=== Given task ===
Repeat exactly each line of the data provided below.

=== Exercise data ===
☆ ☆ ☆ ☆

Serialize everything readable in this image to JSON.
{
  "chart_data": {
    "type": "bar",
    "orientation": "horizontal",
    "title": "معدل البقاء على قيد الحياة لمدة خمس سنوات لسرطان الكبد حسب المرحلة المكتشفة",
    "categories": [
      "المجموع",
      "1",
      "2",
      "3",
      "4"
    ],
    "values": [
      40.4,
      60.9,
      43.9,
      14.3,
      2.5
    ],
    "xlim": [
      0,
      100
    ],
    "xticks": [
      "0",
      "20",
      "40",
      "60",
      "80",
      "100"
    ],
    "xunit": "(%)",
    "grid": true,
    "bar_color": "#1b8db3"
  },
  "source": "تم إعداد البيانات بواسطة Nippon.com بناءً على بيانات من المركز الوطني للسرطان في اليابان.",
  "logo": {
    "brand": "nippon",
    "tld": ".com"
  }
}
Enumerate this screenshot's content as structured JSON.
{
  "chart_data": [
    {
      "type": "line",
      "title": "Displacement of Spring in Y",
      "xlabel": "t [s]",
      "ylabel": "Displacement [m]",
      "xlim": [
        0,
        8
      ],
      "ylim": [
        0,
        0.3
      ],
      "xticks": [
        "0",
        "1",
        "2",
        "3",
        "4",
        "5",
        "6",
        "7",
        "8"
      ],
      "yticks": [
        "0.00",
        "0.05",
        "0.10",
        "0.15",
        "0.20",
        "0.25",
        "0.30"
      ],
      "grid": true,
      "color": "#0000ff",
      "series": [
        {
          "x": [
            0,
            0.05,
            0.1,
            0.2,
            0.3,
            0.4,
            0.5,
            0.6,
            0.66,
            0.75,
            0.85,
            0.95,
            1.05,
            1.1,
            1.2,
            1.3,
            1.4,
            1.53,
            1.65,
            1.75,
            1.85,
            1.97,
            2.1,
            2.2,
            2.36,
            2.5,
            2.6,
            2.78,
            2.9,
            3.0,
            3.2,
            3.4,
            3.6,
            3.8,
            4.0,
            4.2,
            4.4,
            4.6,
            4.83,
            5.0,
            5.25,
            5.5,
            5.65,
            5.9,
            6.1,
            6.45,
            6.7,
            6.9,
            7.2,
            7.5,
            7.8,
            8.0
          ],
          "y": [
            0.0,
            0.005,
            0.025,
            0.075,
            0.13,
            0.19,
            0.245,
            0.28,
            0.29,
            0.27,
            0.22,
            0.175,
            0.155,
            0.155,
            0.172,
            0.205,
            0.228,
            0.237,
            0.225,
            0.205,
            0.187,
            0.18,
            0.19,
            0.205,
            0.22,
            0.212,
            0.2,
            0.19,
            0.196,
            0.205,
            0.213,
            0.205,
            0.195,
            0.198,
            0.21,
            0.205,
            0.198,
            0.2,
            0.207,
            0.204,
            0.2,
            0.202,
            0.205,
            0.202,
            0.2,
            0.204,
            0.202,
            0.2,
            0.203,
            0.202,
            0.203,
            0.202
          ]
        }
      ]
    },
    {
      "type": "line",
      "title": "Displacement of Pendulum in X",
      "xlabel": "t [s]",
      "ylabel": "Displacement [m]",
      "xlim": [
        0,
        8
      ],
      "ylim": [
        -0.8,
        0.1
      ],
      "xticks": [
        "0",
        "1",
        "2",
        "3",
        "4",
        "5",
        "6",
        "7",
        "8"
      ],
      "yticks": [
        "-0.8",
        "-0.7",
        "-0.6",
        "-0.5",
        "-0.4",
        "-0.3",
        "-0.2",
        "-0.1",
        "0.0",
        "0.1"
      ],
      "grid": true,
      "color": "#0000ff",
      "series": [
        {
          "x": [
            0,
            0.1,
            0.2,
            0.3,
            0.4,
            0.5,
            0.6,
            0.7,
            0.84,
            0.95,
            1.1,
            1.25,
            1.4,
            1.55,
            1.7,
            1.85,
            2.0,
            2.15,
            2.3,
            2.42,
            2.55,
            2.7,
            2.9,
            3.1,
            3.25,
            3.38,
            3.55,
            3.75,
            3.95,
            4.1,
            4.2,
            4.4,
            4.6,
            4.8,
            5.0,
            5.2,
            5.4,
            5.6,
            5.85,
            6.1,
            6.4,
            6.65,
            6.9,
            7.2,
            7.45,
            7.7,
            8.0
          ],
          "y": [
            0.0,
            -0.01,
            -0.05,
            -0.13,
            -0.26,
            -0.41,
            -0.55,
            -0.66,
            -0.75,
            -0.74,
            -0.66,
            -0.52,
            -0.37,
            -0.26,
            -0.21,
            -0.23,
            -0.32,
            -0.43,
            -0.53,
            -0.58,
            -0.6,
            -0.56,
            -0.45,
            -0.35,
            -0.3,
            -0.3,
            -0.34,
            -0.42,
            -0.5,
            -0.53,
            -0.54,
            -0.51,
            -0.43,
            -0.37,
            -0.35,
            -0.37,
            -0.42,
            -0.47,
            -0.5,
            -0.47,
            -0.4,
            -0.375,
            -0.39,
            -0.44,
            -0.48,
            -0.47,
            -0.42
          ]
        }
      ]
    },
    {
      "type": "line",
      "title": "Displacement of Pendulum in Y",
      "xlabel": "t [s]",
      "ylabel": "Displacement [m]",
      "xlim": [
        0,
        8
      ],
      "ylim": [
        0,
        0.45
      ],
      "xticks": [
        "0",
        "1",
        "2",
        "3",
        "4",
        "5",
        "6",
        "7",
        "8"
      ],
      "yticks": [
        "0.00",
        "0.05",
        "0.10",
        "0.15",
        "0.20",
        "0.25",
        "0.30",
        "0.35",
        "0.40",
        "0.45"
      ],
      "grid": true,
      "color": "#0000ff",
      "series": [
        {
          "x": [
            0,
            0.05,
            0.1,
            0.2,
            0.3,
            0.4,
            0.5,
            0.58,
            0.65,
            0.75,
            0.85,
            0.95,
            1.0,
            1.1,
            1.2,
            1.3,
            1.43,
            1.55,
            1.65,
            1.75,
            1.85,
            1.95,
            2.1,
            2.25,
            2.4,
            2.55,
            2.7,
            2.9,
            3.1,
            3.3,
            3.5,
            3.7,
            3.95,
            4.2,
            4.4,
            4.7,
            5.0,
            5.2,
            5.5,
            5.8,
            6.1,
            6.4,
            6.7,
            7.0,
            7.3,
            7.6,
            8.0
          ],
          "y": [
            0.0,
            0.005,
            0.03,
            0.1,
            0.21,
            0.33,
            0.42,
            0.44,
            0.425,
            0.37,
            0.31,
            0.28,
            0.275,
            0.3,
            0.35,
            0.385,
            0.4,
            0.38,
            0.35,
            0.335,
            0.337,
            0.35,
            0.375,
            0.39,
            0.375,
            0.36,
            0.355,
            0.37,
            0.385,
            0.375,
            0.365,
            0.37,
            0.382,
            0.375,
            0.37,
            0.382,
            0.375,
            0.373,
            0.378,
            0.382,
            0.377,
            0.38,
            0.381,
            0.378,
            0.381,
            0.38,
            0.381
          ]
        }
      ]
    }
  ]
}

☆ ☆ ☆ ☆

=== Exercise answer ===
Serialize everything readable in this image to JSON.
{
  "chart_data": {
    "type": "bar",
    "orientation": "horizontal",
    "title": "معدل البقاء على قيد الحياة لمدة خمس سنوات لسرطان الكبد حسب المرحلة المكتشفة",
    "categories": [
      "المجموع",
      "1",
      "2",
      "3",
      "4"
    ],
    "values": [
      40.4,
      60.9,
      43.9,
      14.3,
      2.5
    ],
    "xlim": [
      0,
      100
    ],
    "xticks": [
      "0",
      "20",
      "40",
      "60",
      "80",
      "100"
    ],
    "xunit": "(%)",
    "grid": true,
    "bar_color": "#1b8db3"
  },
  "source": "تم إعداد البيانات بواسطة Nippon.com بناءً على بيانات من المركز الوطني للسرطان في اليابان.",
  "logo": {
    "brand": "nippon",
    "tld": ".com"
  }
}
Enumerate this screenshot's content as structured JSON.
{
  "chart_data": [
    {
      "type": "line",
      "title": "Displacement of Spring in Y",
      "xlabel": "t [s]",
      "ylabel": "Displacement [m]",
      "xlim": [
        0,
        8
      ],
      "ylim": [
        0,
        0.3
      ],
      "xticks": [
        "0",
        "1",
        "2",
        "3",
        "4",
        "5",
        "6",
        "7",
        "8"
      ],
      "yticks": [
        "0.00",
        "0.05",
        "0.10",
        "0.15",
        "0.20",
        "0.25",
        "0.30"
      ],
      "grid": true,
      "color": "#0000ff",
      "series": [
        {
          "x": [
            0,
            0.05,
            0.1,
            0.2,
            0.3,
            0.4,
            0.5,
            0.6,
            0.66,
            0.75,
            0.85,
            0.95,
            1.05,
            1.1,
            1.2,
            1.3,
            1.4,
            1.53,
            1.65,
            1.75,
            1.85,
            1.97,
            2.1,
            2.2,
            2.36,
            2.5,
            2.6,
            2.78,
            2.9,
            3.0,
            3.2,
            3.4,
            3.6,
            3.8,
            4.0,
            4.2,
            4.4,
            4.6,
            4.83,
            5.0,
            5.25,
            5.5,
            5.65,
            5.9,
            6.1,
            6.45,
            6.7,
            6.9,
            7.2,
            7.5,
            7.8,
            8.0
          ],
          "y": [
            0.0,
            0.005,
            0.025,
            0.075,
            0.13,
            0.19,
            0.245,
            0.28,
            0.29,
            0.27,
            0.22,
            0.175,
            0.155,
            0.155,
            0.172,
            0.205,
            0.228,
            0.237,
            0.225,
            0.205,
            0.187,
            0.18,
            0.19,
            0.205,
            0.22,
            0.212,
            0.2,
            0.19,
            0.196,
            0.205,
            0.213,
            0.205,
            0.195,
            0.198,
            0.21,
            0.205,
            0.198,
            0.2,
            0.207,
            0.204,
            0.2,
            0.202,
            0.205,
            0.202,
            0.2,
            0.204,
            0.202,
            0.2,
            0.203,
            0.202,
            0.203,
            0.202
          ]
        }
      ]
    },
    {
      "type": "line",
      "title": "Displacement of Pendulum in X",
      "xlabel": "t [s]",
      "ylabel": "Displacement [m]",
      "xlim": [
        0,
        8
      ],
      "ylim": [
        -0.8,
        0.1
      ],
      "xticks": [
        "0",
        "1",
        "2",
        "3",
        "4",
        "5",
        "6",
        "7",
        "8"
      ],
      "yticks": [
        "-0.8",
        "-0.7",
        "-0.6",
        "-0.5",
        "-0.4",
        "-0.3",
        "-0.2",
        "-0.1",
        "0.0",
        "0.1"
      ],
      "grid": true,
      "color": "#0000ff",
      "series": [
        {
          "x": [
            0,
            0.1,
            0.2,
            0.3,
            0.4,
            0.5,
            0.6,
            0.7,
            0.84,
            0.95,
            1.1,
            1.25,
            1.4,
            1.55,
            1.7,
            1.85,
            2.0,
            2.15,
            2.3,
            2.42,
            2.55,
            2.7,
            2.9,
            3.1,
            3.25,
            3.38,
            3.55,
            3.75,
            3.95,
            4.1,
            4.2,
            4.4,
            4.6,
            4.8,
            5.0,
            5.2,
            5.4,
            5.6,
            5.85,
            6.1,
            6.4,
            6.65,
            6.9,
            7.2,
            7.45,
            7.7,
            8.0
          ],
          "y": [
            0.0,
            -0.01,
            -0.05,
            -0.13,
            -0.26,
            -0.41,
            -0.55,
            -0.66,
            -0.75,
            -0.74,
            -0.66,
            -0.52,
            -0.37,
            -0.26,
            -0.21,
            -0.23,
            -0.32,
            -0.43,
            -0.53,
            -0.58,
            -0.6,
            -0.56,
            -0.45,
            -0.35,
            -0.3,
            -0.3,
            -0.34,
            -0.42,
            -0.5,
            -0.53,
            -0.54,
            -0.51,
            -0.43,
            -0.37,
            -0.35,
            -0.37,
            -0.42,
            -0.47,
            -0.5,
            -0.47,
            -0.4,
            -0.375,
            -0.39,
            -0.44,
            -0.48,
            -0.47,
            -0.42
          ]
        }
      ]
    },
    {
      "type": "line",
      "title": "Displacement of Pendulum in Y",
      "xlabel": "t [s]",
      "ylabel": "Displacement [m]",
      "xlim": [
        0,
        8
      ],
      "ylim": [
        0,
        0.45
      ],
      "xticks": [
        "0",
        "1",
        "2",
        "3",
        "4",
        "5",
        "6",
        "7",
        "8"
      ],
      "yticks": [
        "0.00",
        "0.05",
        "0.10",
        "0.15",
        "0.20",
        "0.25",
        "0.30",
        "0.35",
        "0.40",
        "0.45"
      ],
      "grid": true,
      "color": "#0000ff",
      "series": [
        {
          "x": [
            0,
            0.05,
            0.1,
            0.2,
            0.3,
            0.4,
            0.5,
            0.58,
            0.65,
            0.75,
            0.85,
            0.95,
            1.0,
            1.1,
            1.2,
            1.3,
            1.43,
            1.55,
            1.65,
            1.75,
            1.85,
            1.95,
            2.1,
            2.25,
            2.4,
            2.55,
            2.7,
            2.9,
            3.1,
            3.3,
            3.5,
            3.7,
            3.95,
            4.2,
            4.4,
            4.7,
            5.0,
            5.2,
            5.5,
            5.8,
            6.1,
            6.4,
            6.7,
            7.0,
            7.3,
            7.6,
            8.0
          ],
          "y": [
            0.0,
            0.005,
            0.03,
            0.1,
            0.21,
            0.33,
            0.42,
            0.44,
            0.425,
            0.37,
            0.31,
            0.28,
            0.275,
            0.3,
            0.35,
            0.385,
            0.4,
            0.38,
            0.35,
            0.335,
            0.337,
            0.35,
            0.375,
            0.39,
            0.375,
            0.36,
            0.355,
            0.37,
            0.385,
            0.375,
            0.365,
            0.37,
            0.382,
            0.375,
            0.37,
            0.382,
            0.375,
            0.373,
            0.378,
            0.382,
            0.377,
            0.38,
            0.381,
            0.378,
            0.381,
            0.38,
            0.381
          ]
        }
      ]
    }
  ]
}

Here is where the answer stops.